▸ STATED GOAL: Can the data below be set down again exactly, line for line?

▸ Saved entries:
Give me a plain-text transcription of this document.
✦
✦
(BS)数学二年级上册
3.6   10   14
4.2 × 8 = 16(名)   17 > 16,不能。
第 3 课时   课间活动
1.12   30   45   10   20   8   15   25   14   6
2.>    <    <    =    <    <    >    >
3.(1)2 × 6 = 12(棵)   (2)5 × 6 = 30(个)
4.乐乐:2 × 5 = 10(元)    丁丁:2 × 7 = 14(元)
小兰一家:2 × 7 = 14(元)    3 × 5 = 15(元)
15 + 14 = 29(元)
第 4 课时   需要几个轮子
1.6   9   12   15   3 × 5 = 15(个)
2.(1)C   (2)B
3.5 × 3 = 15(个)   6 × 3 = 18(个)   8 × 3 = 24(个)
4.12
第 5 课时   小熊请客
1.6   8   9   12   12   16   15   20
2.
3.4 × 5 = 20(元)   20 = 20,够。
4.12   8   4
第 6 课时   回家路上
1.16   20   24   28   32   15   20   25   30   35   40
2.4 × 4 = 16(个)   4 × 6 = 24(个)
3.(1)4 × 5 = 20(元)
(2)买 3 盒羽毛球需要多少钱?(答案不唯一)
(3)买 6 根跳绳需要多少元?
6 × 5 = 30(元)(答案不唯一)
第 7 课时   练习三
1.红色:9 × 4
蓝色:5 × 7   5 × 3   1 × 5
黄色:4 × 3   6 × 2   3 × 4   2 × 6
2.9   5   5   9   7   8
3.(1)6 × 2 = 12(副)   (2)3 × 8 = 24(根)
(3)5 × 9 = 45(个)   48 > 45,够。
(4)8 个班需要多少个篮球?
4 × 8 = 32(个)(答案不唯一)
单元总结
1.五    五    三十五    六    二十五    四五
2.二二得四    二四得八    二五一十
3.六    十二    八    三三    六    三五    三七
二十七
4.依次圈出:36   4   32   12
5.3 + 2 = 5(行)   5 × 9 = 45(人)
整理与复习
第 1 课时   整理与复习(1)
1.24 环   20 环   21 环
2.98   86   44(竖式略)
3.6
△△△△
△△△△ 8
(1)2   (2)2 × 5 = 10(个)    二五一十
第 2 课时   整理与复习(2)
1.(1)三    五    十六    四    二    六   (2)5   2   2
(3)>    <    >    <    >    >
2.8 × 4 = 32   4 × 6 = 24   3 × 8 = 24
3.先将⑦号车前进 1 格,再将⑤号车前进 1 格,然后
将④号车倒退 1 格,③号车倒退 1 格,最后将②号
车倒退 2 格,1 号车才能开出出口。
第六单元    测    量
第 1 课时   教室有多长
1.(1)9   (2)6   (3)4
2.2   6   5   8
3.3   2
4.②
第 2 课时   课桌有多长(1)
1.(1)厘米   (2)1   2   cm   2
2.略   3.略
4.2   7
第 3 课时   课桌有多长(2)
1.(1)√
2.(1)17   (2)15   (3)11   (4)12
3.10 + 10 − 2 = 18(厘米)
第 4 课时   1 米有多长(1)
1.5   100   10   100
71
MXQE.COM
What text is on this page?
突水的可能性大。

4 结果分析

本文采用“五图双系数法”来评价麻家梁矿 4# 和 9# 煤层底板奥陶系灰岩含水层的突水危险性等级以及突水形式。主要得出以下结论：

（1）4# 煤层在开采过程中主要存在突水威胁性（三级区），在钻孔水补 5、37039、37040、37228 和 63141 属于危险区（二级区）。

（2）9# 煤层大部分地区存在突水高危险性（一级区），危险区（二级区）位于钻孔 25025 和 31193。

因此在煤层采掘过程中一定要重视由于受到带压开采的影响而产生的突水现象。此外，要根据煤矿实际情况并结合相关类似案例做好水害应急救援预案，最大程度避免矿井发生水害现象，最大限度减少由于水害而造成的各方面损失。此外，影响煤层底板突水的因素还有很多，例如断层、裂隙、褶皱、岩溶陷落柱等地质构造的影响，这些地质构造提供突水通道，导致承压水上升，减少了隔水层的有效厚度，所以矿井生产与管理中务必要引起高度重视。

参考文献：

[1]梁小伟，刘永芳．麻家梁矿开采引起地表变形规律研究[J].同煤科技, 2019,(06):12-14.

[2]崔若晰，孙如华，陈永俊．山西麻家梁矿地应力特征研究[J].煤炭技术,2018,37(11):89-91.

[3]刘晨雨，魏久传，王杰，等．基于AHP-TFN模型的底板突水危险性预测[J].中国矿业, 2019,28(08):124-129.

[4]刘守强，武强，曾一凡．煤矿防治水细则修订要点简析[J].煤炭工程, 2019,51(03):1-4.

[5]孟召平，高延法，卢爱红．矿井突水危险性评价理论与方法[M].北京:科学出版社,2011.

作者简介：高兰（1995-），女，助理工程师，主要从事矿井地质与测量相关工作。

▸ COMPLETE RESPONSE:
Give me a plain-text transcription of this document.
✦
✦
(BS)数学二年级上册
3.6   10   14
4.2 × 8 = 16(名)   17 > 16,不能。
第 3 课时   课间活动
1.12   30   45   10   20   8   15   25   14   6
2.>    <    <    =    <    <    >    >
3.(1)2 × 6 = 12(棵)   (2)5 × 6 = 30(个)
4.乐乐:2 × 5 = 10(元)    丁丁:2 × 7 = 14(元)
小兰一家:2 × 7 = 14(元)    3 × 5 = 15(元)
15 + 14 = 29(元)
第 4 课时   需要几个轮子
1.6   9   12   15   3 × 5 = 15(个)
2.(1)C   (2)B
3.5 × 3 = 15(个)   6 × 3 = 18(个)   8 × 3 = 24(个)
4.12
第 5 课时   小熊请客
1.6   8   9   12   12   16   15   20
2.
3.4 × 5 = 20(元)   20 = 20,够。
4.12   8   4
第 6 课时   回家路上
1.16   20   24   28   32   15   20   25   30   35   40
2.4 × 4 = 16(个)   4 × 6 = 24(个)
3.(1)4 × 5 = 20(元)
(2)买 3 盒羽毛球需要多少钱?(答案不唯一)
(3)买 6 根跳绳需要多少元?
6 × 5 = 30(元)(答案不唯一)
第 7 课时   练习三
1.红色:9 × 4
蓝色:5 × 7   5 × 3   1 × 5
黄色:4 × 3   6 × 2   3 × 4   2 × 6
2.9   5   5   9   7   8
3.(1)6 × 2 = 12(副)   (2)3 × 8 = 24(根)
(3)5 × 9 = 45(个)   48 > 45,够。
(4)8 个班需要多少个篮球?
4 × 8 = 32(个)(答案不唯一)
单元总结
1.五    五    三十五    六    二十五    四五
2.二二得四    二四得八    二五一十
3.六    十二    八    三三    六    三五    三七
二十七
4.依次圈出:36   4   32   12
5.3 + 2 = 5(行)   5 × 9 = 45(人)
整理与复习
第 1 课时   整理与复习(1)
1.24 环   20 环   21 环
2.98   86   44(竖式略)
3.6
△△△△
△△△△ 8
(1)2   (2)2 × 5 = 10(个)    二五一十
第 2 课时   整理与复习(2)
1.(1)三    五    十六    四    二    六   (2)5   2   2
(3)>    <    >    <    >    >
2.8 × 4 = 32   4 × 6 = 24   3 × 8 = 24
3.先将⑦号车前进 1 格,再将⑤号车前进 1 格,然后
将④号车倒退 1 格,③号车倒退 1 格,最后将②号
车倒退 2 格,1 号车才能开出出口。
第六单元    测    量
第 1 课时   教室有多长
1.(1)9   (2)6   (3)4
2.2   6   5   8
3.3   2
4.②
第 2 课时   课桌有多长(1)
1.(1)厘米   (2)1   2   cm   2
2.略   3.略
4.2   7
第 3 课时   课桌有多长(2)
1.(1)√
2.(1)17   (2)15   (3)11   (4)12
3.10 + 10 − 2 = 18(厘米)
第 4 课时   1 米有多长(1)
1.5   100   10   100
71
MXQE.COM
What text is on this page?
突水的可能性大。

4 结果分析

本文采用“五图双系数法”来评价麻家梁矿 4# 和 9# 煤层底板奥陶系灰岩含水层的突水危险性等级以及突水形式。主要得出以下结论：

（1）4# 煤层在开采过程中主要存在突水威胁性（三级区），在钻孔水补 5、37039、37040、37228 和 63141 属于危险区（二级区）。

（2）9# 煤层大部分地区存在突水高危险性（一级区），危险区（二级区）位于钻孔 25025 和 31193。

因此在煤层采掘过程中一定要重视由于受到带压开采的影响而产生的突水现象。此外，要根据煤矿实际情况并结合相关类似案例做好水害应急救援预案，最大程度避免矿井发生水害现象，最大限度减少由于水害而造成的各方面损失。此外，影响煤层底板突水的因素还有很多，例如断层、裂隙、褶皱、岩溶陷落柱等地质构造的影响，这些地质构造提供突水通道，导致承压水上升，减少了隔水层的有效厚度，所以矿井生产与管理中务必要引起高度重视。

参考文献：

[1]梁小伟，刘永芳．麻家梁矿开采引起地表变形规律研究[J].同煤科技, 2019,(06):12-14.

[2]崔若晰，孙如华，陈永俊．山西麻家梁矿地应力特征研究[J].煤炭技术,2018,37(11):89-91.

[3]刘晨雨，魏久传，王杰，等．基于AHP-TFN模型的底板突水危险性预测[J].中国矿业, 2019,28(08):124-129.

[4]刘守强，武强，曾一凡．煤矿防治水细则修订要点简析[J].煤炭工程, 2019,51(03):1-4.

[5]孟召平，高延法，卢爱红．矿井突水危险性评价理论与方法[M].北京:科学出版社,2011.

作者简介：高兰（1995-），女，助理工程师，主要从事矿井地质与测量相关工作。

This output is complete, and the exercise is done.